* TEXT PROVIDED:
- Opening Delimiter -
# Zip Partitions

`zip_partitions` produces the same result as the `append_columns` operation but runs faster by assuming the Dataflows come from the same source and hence, have the same partitioning and number of records. When two or more DataPrep Dataflows are combined with `append_columns`, the data processing engine makes no assumptions about the partitioning of the input flows and hence will read all data in each flow and repartition the result. When you have split a dataflow by column and then need to recombine, this leads to performance issues that are not necessary. 

The `zip_partitions` operation assumes all Dataflows are combined to have the same number of partitions and the same number of records in each partition. If the input Dataflows do not have aligned partitions and partition row counts the operation will fail completely

In [None]:
import azureml.dataprep as dprep

dflow_a = dprep.auto_read_file('../data/crime-winter.csv')
dflow_b = dprep.auto_read_file('../data/crime-winter-dup.csv')

In [None]:
df_a = dflow_a.to_pandas_dataframe()
df_a

In [None]:
df_b = dflow_b.to_pandas_dataframe()
df_b

In [None]:
zipped_dflow = dflow_a.zip_partitions([dflow_b])
zipped_df = zipped_dflow.to_pandas_dataframe()
zipped_df

In [None]:
dflow_c = dprep.auto_read_file('../data/crime-winter-dup2.csv')
df_c = dflow_c.to_pandas_dataframe()
df_c

In [None]:
zipped_dflow = dflow_a.zip_partitions([dflow_b, dflow_c])
zipped_df = zipped_dflow.to_pandas_dataframe()
zipped_df
- Closing Delimiter -
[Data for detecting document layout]
- Opening Delimiter -
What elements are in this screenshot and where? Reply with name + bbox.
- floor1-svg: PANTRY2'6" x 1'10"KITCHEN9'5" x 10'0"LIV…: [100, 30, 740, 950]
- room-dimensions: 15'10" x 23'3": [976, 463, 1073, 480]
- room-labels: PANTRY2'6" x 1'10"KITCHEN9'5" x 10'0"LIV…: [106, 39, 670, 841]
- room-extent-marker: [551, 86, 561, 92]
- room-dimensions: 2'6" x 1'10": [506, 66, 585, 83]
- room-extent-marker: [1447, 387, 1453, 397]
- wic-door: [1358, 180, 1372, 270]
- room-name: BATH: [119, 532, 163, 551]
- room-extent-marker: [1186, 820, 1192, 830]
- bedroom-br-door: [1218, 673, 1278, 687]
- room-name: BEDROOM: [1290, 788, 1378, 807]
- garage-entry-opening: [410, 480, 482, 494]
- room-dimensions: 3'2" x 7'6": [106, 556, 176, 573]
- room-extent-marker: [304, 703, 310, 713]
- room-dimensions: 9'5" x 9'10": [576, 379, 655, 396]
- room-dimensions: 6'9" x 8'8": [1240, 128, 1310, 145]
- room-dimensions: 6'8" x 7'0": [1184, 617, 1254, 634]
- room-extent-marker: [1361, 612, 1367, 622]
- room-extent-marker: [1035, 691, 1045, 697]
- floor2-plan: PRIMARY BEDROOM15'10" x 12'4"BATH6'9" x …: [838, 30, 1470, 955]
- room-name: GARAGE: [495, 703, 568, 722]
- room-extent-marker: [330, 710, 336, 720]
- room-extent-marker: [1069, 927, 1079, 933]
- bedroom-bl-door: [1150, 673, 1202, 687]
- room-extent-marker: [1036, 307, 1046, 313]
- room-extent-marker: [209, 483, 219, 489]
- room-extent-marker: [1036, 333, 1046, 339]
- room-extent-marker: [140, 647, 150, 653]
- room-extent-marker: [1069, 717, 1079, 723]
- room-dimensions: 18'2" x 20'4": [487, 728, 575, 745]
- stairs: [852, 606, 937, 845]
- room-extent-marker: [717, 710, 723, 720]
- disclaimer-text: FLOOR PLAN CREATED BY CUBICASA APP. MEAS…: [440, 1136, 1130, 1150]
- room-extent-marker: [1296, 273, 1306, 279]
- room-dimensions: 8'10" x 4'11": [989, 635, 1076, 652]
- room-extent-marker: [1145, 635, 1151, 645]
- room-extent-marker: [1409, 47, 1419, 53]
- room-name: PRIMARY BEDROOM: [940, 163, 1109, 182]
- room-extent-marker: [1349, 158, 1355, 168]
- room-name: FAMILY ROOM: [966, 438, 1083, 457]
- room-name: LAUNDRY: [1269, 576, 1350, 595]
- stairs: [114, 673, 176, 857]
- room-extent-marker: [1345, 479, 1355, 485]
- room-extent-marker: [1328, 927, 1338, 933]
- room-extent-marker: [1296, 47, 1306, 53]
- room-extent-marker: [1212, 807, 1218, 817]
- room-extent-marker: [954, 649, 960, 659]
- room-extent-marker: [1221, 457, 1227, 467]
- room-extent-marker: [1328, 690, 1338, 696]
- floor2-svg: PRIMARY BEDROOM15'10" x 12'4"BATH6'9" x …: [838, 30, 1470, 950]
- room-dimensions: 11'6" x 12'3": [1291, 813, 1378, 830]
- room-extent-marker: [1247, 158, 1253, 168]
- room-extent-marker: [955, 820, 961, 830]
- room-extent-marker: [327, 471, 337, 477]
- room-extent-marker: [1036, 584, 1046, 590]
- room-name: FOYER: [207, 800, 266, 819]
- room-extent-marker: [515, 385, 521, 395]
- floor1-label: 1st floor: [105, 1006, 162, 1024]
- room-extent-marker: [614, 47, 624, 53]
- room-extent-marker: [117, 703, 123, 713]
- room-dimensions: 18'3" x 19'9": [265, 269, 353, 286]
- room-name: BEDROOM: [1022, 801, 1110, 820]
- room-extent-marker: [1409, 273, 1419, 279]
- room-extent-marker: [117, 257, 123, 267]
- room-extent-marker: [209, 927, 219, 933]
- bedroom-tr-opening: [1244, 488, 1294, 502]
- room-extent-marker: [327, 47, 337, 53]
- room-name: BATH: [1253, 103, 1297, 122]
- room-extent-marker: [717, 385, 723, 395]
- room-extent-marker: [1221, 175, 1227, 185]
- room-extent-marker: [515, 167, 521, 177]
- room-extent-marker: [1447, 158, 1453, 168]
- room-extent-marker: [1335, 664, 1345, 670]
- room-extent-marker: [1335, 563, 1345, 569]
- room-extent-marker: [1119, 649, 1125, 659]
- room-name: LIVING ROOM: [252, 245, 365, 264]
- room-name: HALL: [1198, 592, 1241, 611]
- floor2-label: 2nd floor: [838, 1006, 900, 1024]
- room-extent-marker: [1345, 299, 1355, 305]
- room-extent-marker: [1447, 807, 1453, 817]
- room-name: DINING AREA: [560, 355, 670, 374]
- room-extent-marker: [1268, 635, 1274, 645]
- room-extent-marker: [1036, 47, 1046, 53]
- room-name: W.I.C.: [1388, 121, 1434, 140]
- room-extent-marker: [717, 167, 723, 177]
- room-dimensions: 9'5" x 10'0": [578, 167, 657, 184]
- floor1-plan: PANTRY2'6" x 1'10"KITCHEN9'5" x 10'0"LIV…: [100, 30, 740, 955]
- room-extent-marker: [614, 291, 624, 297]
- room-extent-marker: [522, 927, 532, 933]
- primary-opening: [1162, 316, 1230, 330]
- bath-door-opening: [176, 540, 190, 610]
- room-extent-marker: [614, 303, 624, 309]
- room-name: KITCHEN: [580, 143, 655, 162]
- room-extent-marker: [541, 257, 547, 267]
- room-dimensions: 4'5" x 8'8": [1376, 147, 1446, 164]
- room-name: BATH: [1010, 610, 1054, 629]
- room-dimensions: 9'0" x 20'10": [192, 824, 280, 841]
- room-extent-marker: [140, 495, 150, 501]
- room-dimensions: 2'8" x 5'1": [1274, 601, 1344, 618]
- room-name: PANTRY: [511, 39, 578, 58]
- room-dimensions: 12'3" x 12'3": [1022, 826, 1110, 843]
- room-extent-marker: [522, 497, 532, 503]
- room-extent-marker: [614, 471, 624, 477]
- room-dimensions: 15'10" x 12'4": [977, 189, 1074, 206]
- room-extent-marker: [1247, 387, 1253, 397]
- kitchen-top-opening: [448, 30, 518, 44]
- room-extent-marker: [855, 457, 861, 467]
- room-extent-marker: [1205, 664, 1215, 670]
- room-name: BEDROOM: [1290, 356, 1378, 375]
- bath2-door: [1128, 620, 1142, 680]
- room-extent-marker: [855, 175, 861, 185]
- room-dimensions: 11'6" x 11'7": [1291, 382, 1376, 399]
- Closing Delimiter -
* DIRECTIONS: Return everything in the zip_partitions text from "dflow_a = dprep.auto_read_file('../data/crime-winter.csv')" down to "df_b = dflow_b.to_pandas_dataframe()", copied without changes. The records were taken from a different source than the zip_partitions text.

* OUTPUT OF THE TASK:
dflow_a = dprep.auto_read_file('../data/crime-winter.csv')
dflow_b = dprep.auto_read_file('../data/crime-winter-dup.csv')

In [None]:
df_a = dflow_a.to_pandas_dataframe()
df_a

In [None]:
df_b = dflow_b.to_pandas_dataframe()